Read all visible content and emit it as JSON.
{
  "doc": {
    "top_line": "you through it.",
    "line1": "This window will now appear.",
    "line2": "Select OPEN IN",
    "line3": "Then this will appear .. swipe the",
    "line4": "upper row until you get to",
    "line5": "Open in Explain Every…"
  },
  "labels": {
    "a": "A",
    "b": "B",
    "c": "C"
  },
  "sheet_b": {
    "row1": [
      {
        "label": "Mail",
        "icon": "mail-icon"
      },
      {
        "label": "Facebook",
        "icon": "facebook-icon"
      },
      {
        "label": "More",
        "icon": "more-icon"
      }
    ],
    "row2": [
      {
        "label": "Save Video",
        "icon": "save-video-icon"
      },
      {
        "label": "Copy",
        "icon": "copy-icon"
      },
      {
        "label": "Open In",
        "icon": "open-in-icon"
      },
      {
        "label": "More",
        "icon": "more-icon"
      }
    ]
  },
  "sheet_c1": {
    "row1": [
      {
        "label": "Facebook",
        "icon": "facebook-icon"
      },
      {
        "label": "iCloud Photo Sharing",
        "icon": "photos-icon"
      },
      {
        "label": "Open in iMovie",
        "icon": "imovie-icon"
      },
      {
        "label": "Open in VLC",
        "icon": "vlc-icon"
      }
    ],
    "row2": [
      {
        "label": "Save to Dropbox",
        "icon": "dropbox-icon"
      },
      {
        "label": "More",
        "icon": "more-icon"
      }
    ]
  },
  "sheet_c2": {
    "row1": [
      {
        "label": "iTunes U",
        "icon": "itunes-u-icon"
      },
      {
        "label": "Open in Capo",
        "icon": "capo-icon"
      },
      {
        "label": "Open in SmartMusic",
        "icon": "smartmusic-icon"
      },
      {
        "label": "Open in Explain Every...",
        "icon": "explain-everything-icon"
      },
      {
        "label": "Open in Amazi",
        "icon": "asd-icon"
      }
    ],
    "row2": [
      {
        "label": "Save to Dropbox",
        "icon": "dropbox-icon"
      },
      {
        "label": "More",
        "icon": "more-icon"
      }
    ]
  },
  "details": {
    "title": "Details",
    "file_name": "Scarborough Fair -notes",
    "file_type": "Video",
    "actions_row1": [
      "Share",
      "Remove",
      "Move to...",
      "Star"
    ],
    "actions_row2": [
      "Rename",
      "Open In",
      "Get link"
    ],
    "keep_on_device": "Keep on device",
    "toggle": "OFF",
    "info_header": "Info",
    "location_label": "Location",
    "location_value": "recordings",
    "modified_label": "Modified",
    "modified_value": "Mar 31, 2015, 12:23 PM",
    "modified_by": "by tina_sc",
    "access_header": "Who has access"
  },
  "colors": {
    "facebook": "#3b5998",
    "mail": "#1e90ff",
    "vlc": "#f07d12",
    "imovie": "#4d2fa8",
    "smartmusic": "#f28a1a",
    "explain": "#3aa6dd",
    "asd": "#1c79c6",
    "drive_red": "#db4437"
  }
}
* * *
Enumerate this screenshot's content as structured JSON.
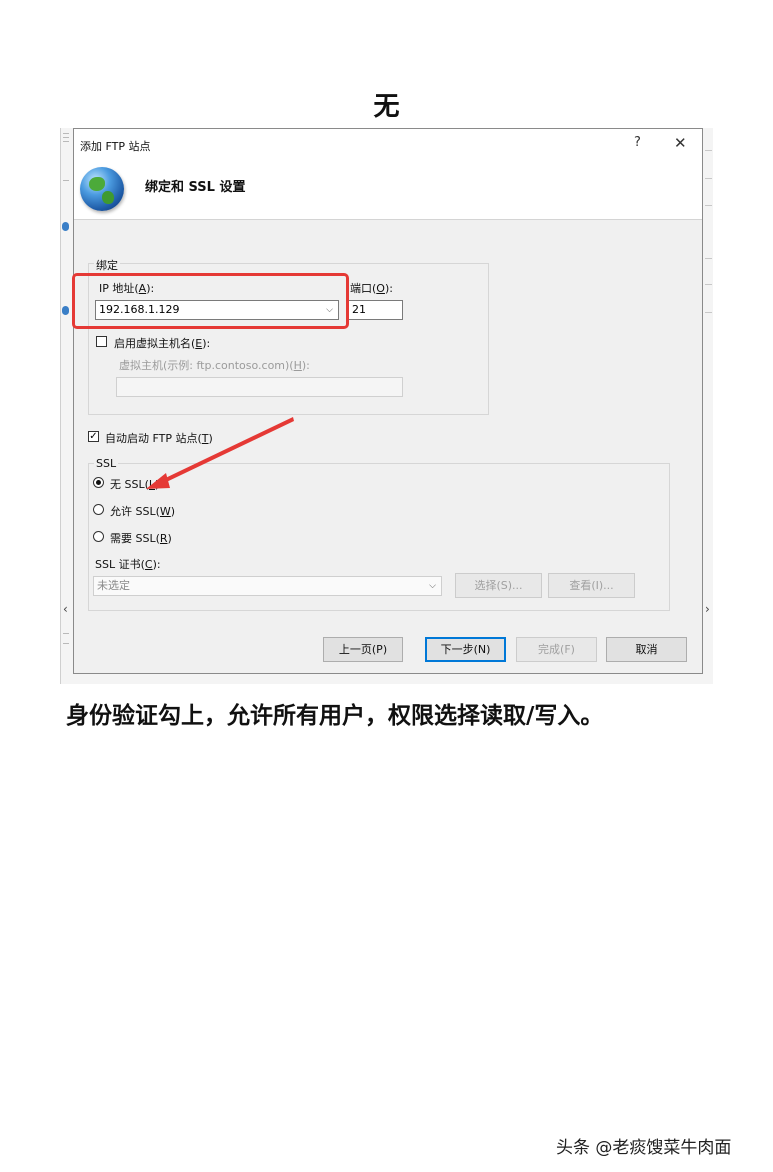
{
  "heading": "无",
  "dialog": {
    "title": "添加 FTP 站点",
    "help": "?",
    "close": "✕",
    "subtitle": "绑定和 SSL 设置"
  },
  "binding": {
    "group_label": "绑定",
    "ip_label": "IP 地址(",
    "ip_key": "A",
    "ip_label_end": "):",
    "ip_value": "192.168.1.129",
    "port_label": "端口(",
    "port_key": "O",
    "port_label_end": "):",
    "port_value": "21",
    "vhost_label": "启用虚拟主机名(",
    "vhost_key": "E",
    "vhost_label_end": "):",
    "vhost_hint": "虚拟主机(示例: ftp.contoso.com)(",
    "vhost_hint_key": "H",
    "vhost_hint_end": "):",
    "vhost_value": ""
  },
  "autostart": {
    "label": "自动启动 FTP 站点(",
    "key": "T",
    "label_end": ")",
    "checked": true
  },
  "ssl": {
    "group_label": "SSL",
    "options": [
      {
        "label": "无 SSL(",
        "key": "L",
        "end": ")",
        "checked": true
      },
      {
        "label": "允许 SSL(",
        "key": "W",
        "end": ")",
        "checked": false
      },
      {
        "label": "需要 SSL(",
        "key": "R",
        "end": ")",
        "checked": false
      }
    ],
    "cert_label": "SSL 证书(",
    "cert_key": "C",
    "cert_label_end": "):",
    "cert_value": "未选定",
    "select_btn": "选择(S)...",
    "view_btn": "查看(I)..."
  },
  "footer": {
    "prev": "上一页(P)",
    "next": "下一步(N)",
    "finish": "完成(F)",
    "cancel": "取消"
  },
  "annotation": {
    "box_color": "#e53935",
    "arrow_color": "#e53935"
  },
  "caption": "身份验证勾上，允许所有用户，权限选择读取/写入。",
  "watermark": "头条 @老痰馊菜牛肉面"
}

*INSTRUCTIONS FOR THE TASK*:
Reproduce every line from the entries that holds the word "checked".

*WRITTEN SOLUTION*:
    "checked": true
        "checked": true
        "checked": false
        "checked": false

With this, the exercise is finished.